— start Raw records —

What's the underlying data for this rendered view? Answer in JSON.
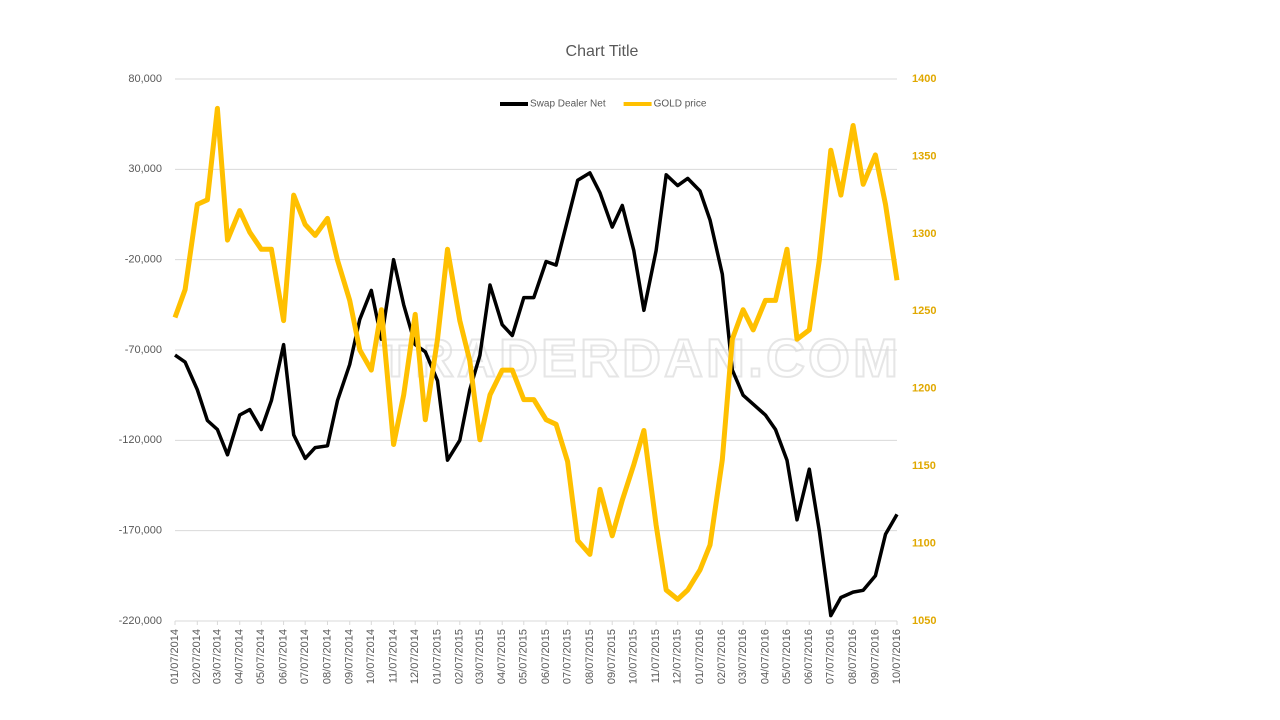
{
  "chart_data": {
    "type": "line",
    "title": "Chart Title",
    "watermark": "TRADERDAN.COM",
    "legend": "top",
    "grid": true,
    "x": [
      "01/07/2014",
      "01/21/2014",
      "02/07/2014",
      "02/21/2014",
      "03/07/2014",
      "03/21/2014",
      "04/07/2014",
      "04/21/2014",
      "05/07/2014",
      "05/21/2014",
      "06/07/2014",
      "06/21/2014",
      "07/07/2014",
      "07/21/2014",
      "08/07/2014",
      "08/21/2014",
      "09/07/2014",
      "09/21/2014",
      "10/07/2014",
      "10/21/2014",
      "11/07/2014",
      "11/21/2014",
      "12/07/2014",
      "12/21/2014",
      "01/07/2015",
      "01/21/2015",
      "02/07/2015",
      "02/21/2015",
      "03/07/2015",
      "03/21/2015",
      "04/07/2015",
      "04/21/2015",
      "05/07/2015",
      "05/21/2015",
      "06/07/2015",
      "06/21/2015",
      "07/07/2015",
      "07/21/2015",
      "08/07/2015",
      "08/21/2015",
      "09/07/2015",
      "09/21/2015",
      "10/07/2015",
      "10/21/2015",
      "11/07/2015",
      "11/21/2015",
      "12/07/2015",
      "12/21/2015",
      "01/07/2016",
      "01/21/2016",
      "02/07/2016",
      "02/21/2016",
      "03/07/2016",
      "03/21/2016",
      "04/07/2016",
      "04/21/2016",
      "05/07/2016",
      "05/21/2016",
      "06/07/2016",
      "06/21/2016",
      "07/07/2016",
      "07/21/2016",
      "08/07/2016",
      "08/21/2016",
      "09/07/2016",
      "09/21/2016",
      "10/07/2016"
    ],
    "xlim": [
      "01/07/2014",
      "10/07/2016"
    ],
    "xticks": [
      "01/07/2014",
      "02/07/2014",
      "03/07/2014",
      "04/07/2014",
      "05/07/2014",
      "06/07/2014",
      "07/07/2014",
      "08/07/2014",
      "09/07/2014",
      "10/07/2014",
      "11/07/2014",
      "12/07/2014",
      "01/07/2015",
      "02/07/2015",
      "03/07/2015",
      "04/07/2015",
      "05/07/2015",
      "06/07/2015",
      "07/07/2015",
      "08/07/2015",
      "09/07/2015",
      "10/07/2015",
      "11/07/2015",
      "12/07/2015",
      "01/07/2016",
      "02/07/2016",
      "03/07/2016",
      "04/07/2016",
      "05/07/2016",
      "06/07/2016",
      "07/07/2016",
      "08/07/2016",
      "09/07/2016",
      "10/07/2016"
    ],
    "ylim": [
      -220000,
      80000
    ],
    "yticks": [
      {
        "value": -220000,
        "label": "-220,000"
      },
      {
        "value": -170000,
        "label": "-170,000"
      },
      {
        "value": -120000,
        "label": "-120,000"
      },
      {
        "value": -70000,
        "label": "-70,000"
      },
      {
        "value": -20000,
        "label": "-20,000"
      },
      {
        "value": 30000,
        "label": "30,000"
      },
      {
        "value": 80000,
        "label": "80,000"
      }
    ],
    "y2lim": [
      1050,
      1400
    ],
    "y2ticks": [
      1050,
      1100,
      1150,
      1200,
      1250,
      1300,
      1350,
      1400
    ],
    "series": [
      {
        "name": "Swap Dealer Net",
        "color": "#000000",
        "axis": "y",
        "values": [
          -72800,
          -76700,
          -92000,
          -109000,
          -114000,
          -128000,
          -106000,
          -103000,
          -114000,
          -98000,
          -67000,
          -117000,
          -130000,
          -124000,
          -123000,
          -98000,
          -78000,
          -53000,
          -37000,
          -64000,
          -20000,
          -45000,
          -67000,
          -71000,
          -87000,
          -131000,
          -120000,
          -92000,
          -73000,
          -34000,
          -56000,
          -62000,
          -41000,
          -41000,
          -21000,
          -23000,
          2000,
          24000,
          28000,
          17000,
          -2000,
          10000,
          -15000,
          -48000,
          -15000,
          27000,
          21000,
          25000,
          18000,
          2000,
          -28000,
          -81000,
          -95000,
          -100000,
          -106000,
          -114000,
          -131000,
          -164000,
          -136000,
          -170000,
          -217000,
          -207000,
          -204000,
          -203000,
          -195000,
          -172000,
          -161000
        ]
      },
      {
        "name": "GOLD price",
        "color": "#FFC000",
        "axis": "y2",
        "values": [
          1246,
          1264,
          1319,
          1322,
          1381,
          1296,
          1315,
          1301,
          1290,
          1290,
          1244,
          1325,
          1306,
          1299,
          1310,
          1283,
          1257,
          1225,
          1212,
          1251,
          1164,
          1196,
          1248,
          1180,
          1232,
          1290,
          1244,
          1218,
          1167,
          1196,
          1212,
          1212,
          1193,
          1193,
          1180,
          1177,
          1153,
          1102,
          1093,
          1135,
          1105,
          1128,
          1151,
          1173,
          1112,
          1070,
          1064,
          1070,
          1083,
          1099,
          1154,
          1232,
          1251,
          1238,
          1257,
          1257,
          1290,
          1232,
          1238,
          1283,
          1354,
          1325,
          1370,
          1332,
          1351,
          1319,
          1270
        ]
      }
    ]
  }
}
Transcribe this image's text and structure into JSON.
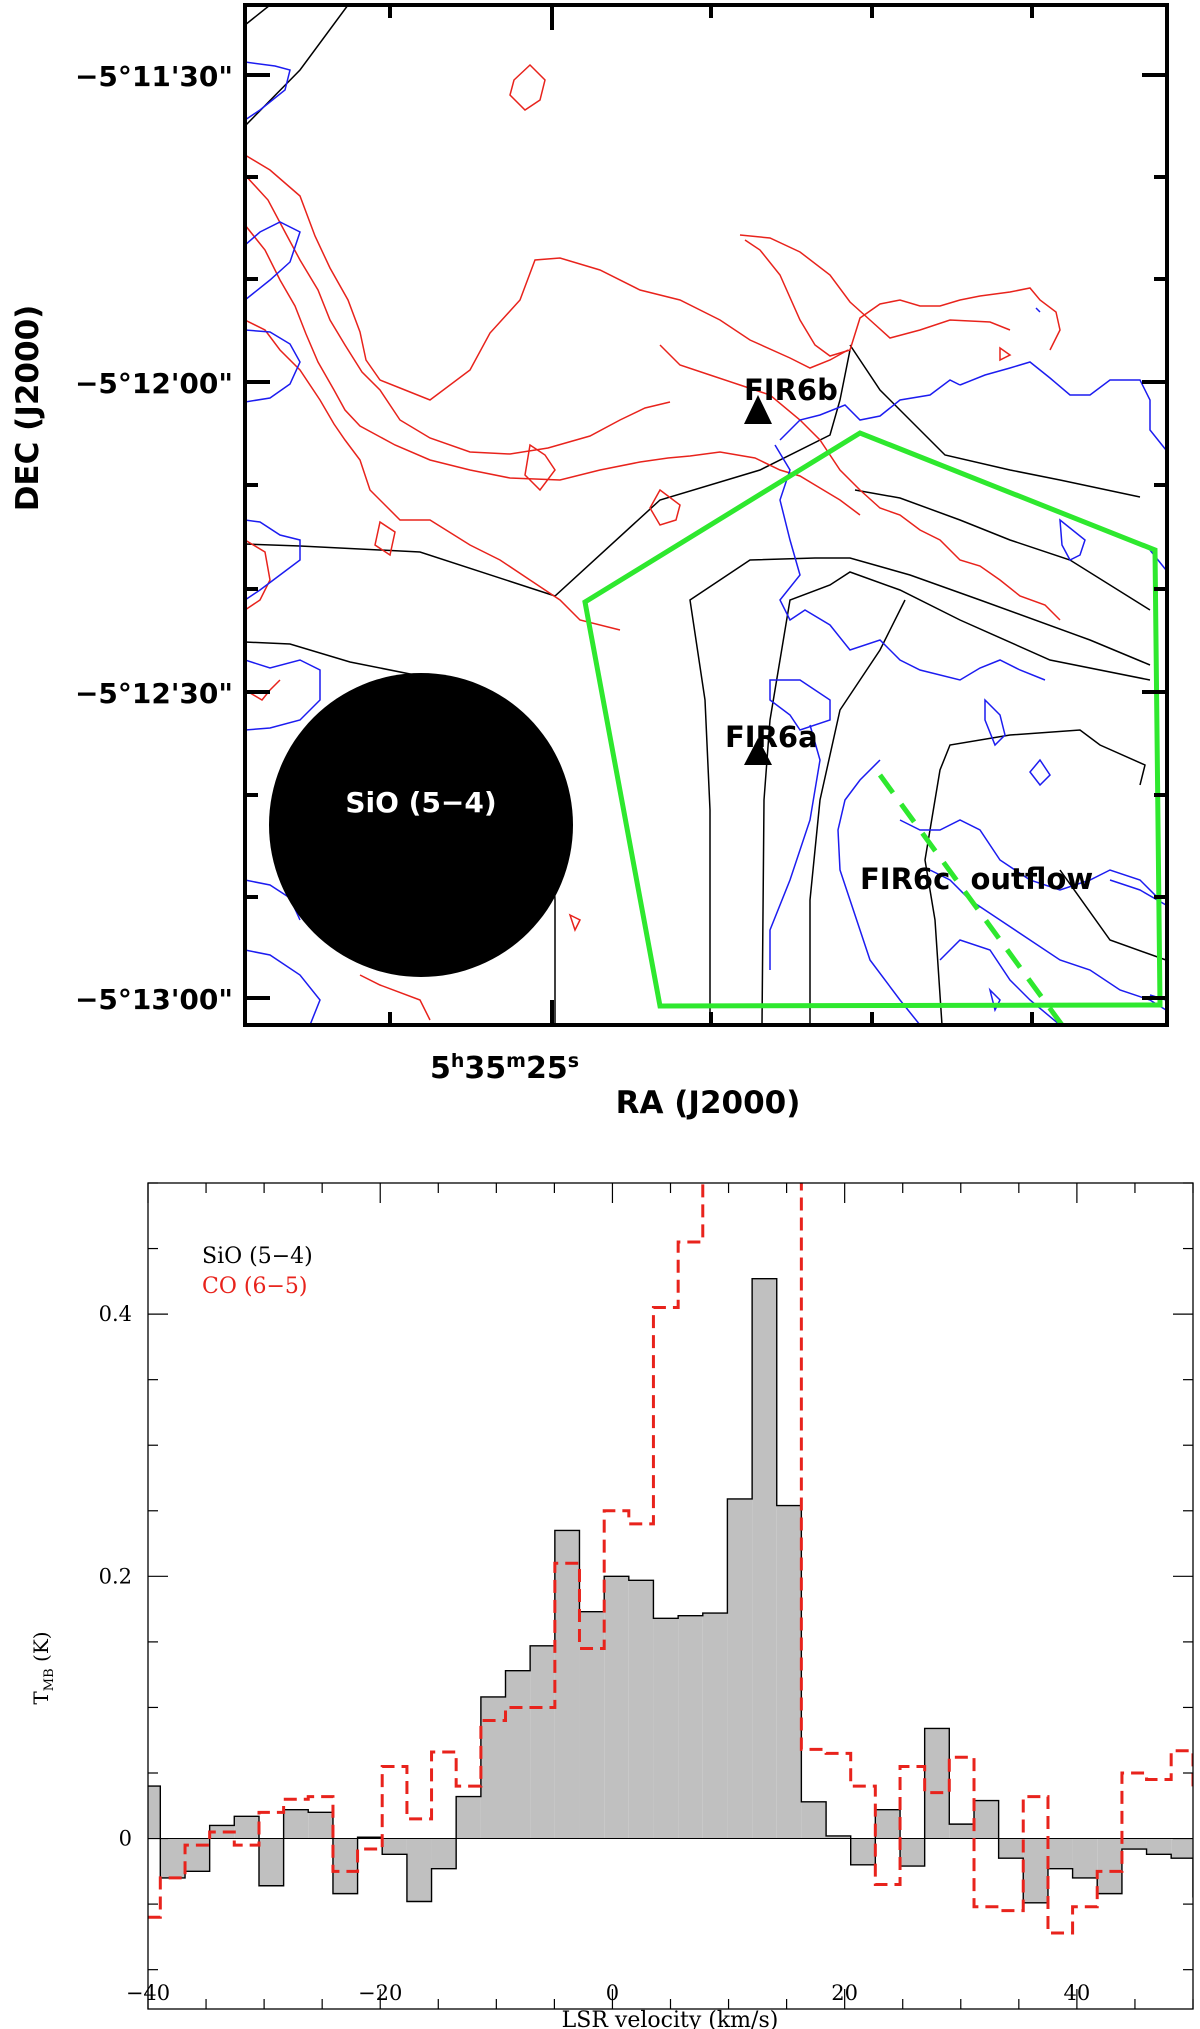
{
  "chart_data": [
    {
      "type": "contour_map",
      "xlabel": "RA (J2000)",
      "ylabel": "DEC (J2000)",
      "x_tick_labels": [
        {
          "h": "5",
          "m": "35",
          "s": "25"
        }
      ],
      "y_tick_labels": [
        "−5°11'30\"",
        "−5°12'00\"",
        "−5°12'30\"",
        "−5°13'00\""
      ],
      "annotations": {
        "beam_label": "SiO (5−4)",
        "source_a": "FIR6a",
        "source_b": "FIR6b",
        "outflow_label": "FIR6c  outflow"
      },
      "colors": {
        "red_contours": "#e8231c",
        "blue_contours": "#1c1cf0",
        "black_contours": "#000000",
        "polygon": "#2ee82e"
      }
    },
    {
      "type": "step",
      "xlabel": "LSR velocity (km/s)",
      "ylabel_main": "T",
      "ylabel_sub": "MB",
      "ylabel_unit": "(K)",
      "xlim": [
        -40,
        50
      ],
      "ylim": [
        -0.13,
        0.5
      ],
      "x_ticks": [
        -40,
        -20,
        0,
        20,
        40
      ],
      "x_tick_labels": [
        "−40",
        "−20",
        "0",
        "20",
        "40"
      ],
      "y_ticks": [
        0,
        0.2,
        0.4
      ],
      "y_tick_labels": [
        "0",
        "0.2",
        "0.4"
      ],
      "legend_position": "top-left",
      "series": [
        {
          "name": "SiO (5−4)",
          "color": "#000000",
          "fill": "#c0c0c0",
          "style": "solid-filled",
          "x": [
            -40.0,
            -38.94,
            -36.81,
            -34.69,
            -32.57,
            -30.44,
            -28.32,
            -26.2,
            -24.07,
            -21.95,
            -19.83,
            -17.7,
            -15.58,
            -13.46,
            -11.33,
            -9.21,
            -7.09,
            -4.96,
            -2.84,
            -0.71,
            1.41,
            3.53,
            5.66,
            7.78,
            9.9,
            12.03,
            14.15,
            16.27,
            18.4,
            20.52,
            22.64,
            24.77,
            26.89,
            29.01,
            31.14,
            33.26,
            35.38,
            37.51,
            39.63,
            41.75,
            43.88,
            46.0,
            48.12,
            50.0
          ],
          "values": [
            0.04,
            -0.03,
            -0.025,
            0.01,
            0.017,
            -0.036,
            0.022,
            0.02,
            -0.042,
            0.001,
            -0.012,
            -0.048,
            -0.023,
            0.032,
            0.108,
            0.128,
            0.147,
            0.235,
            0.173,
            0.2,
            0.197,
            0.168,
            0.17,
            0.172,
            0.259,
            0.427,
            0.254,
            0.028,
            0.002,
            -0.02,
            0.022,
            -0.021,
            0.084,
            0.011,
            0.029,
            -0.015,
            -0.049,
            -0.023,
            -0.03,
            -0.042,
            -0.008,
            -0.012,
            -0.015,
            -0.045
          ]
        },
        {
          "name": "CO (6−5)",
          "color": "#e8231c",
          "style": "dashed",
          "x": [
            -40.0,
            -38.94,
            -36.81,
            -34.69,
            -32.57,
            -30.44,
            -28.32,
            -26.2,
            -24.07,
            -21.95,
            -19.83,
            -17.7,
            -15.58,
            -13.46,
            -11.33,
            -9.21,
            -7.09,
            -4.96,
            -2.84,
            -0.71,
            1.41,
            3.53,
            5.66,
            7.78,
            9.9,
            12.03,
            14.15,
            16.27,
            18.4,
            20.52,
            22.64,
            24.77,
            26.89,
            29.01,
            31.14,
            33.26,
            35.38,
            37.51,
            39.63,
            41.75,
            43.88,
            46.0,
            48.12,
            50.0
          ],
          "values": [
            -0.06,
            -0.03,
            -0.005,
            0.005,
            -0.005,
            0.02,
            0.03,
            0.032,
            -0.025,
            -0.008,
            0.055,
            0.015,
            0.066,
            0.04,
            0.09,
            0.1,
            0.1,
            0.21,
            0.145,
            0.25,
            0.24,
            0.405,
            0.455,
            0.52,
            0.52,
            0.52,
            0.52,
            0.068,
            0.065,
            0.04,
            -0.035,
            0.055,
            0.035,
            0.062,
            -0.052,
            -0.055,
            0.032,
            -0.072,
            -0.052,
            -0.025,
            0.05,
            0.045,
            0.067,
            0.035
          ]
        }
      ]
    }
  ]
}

— end Raw records —

- Problem to solve:
Find the word "this" and list each line it appears in.

- Final result:
What's the underlying data for this rendered view? Answer in JSON.
Transcribe this image's text and structure into JSON.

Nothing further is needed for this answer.